[Stored entries]
● ● ● ●

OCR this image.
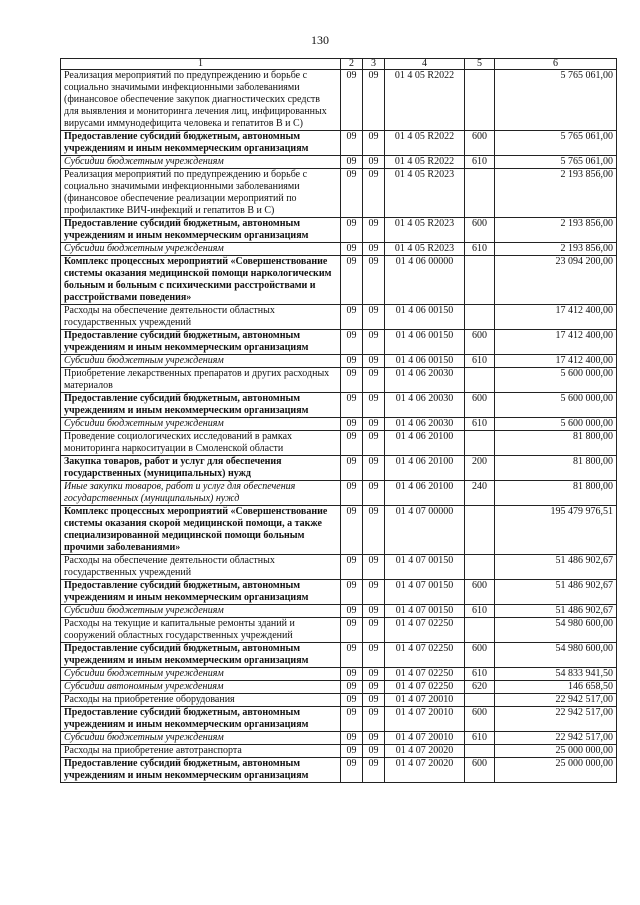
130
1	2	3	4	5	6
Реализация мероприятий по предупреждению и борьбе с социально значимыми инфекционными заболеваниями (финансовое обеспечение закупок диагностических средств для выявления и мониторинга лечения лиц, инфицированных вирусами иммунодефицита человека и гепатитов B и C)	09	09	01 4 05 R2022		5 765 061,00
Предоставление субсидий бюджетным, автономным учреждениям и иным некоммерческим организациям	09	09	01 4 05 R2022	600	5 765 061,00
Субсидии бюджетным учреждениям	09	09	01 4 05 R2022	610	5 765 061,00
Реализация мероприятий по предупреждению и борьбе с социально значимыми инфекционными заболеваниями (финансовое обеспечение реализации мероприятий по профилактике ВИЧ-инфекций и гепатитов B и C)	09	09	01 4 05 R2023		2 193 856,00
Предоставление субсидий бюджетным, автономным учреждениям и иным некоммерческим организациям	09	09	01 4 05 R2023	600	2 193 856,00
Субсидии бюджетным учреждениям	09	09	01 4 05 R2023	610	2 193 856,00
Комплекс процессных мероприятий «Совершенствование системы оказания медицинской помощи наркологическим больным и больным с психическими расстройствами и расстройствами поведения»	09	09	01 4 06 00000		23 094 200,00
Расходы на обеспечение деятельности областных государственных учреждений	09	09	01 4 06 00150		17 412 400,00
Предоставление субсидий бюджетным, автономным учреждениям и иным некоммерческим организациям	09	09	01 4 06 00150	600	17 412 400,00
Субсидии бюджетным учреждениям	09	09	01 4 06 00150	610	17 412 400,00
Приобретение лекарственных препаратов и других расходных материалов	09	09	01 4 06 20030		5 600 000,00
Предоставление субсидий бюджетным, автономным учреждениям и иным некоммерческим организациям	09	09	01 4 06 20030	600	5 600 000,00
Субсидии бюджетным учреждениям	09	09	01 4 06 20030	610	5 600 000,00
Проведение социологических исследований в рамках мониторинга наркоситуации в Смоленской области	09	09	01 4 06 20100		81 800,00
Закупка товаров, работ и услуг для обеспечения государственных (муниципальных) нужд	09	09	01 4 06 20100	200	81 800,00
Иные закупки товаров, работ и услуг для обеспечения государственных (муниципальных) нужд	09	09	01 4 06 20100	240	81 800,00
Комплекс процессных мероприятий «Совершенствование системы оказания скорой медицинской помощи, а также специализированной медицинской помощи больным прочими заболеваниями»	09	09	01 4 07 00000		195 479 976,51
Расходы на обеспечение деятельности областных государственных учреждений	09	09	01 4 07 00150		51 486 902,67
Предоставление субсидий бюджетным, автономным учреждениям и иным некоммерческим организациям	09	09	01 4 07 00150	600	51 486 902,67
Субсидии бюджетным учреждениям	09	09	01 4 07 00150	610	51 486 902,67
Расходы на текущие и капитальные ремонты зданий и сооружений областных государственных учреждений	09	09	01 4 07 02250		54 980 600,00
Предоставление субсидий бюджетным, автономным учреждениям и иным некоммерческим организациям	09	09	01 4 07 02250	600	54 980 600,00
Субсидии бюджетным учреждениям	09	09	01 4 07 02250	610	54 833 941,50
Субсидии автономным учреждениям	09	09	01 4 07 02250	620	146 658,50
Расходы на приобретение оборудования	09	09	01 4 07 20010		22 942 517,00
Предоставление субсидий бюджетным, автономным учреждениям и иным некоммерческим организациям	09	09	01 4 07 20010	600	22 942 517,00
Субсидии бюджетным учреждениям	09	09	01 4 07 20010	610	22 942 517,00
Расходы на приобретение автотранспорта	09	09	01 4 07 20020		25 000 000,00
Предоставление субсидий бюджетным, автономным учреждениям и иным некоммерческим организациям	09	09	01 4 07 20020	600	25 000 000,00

● ● ● ●

Repeat the records word for word. Any picture in them should be left out.

OCR this image.
130
1	2	3	4	5	6
Реализация мероприятий по предупреждению и борьбе с социально значимыми инфекционными заболеваниями (финансовое обеспечение закупок диагностических средств для выявления и мониторинга лечения лиц, инфицированных вирусами иммунодефицита человека и гепатитов B и C)	09	09	01 4 05 R2022		5 765 061,00
Предоставление субсидий бюджетным, автономным учреждениям и иным некоммерческим организациям	09	09	01 4 05 R2022	600	5 765 061,00
Субсидии бюджетным учреждениям	09	09	01 4 05 R2022	610	5 765 061,00
Реализация мероприятий по предупреждению и борьбе с социально значимыми инфекционными заболеваниями (финансовое обеспечение реализации мероприятий по профилактике ВИЧ-инфекций и гепатитов B и C)	09	09	01 4 05 R2023		2 193 856,00
Предоставление субсидий бюджетным, автономным учреждениям и иным некоммерческим организациям	09	09	01 4 05 R2023	600	2 193 856,00
Субсидии бюджетным учреждениям	09	09	01 4 05 R2023	610	2 193 856,00
Комплекс процессных мероприятий «Совершенствование системы оказания медицинской помощи наркологическим больным и больным с психическими расстройствами и расстройствами поведения»	09	09	01 4 06 00000		23 094 200,00
Расходы на обеспечение деятельности областных государственных учреждений	09	09	01 4 06 00150		17 412 400,00
Предоставление субсидий бюджетным, автономным учреждениям и иным некоммерческим организациям	09	09	01 4 06 00150	600	17 412 400,00
Субсидии бюджетным учреждениям	09	09	01 4 06 00150	610	17 412 400,00
Приобретение лекарственных препаратов и других расходных материалов	09	09	01 4 06 20030		5 600 000,00
Предоставление субсидий бюджетным, автономным учреждениям и иным некоммерческим организациям	09	09	01 4 06 20030	600	5 600 000,00
Субсидии бюджетным учреждениям	09	09	01 4 06 20030	610	5 600 000,00
Проведение социологических исследований в рамках мониторинга наркоситуации в Смоленской области	09	09	01 4 06 20100		81 800,00
Закупка товаров, работ и услуг для обеспечения государственных (муниципальных) нужд	09	09	01 4 06 20100	200	81 800,00
Иные закупки товаров, работ и услуг для обеспечения государственных (муниципальных) нужд	09	09	01 4 06 20100	240	81 800,00
Комплекс процессных мероприятий «Совершенствование системы оказания скорой медицинской помощи, а также специализированной медицинской помощи больным прочими заболеваниями»	09	09	01 4 07 00000		195 479 976,51
Расходы на обеспечение деятельности областных государственных учреждений	09	09	01 4 07 00150		51 486 902,67
Предоставление субсидий бюджетным, автономным учреждениям и иным некоммерческим организациям	09	09	01 4 07 00150	600	51 486 902,67
Субсидии бюджетным учреждениям	09	09	01 4 07 00150	610	51 486 902,67
Расходы на текущие и капитальные ремонты зданий и сооружений областных государственных учреждений	09	09	01 4 07 02250		54 980 600,00
Предоставление субсидий бюджетным, автономным учреждениям и иным некоммерческим организациям	09	09	01 4 07 02250	600	54 980 600,00
Субсидии бюджетным учреждениям	09	09	01 4 07 02250	610	54 833 941,50
Субсидии автономным учреждениям	09	09	01 4 07 02250	620	146 658,50
Расходы на приобретение оборудования	09	09	01 4 07 20010		22 942 517,00
Предоставление субсидий бюджетным, автономным учреждениям и иным некоммерческим организациям	09	09	01 4 07 20010	600	22 942 517,00
Субсидии бюджетным учреждениям	09	09	01 4 07 20010	610	22 942 517,00
Расходы на приобретение автотранспорта	09	09	01 4 07 20020		25 000 000,00
Предоставление субсидий бюджетным, автономным учреждениям и иным некоммерческим организациям	09	09	01 4 07 20020	600	25 000 000,00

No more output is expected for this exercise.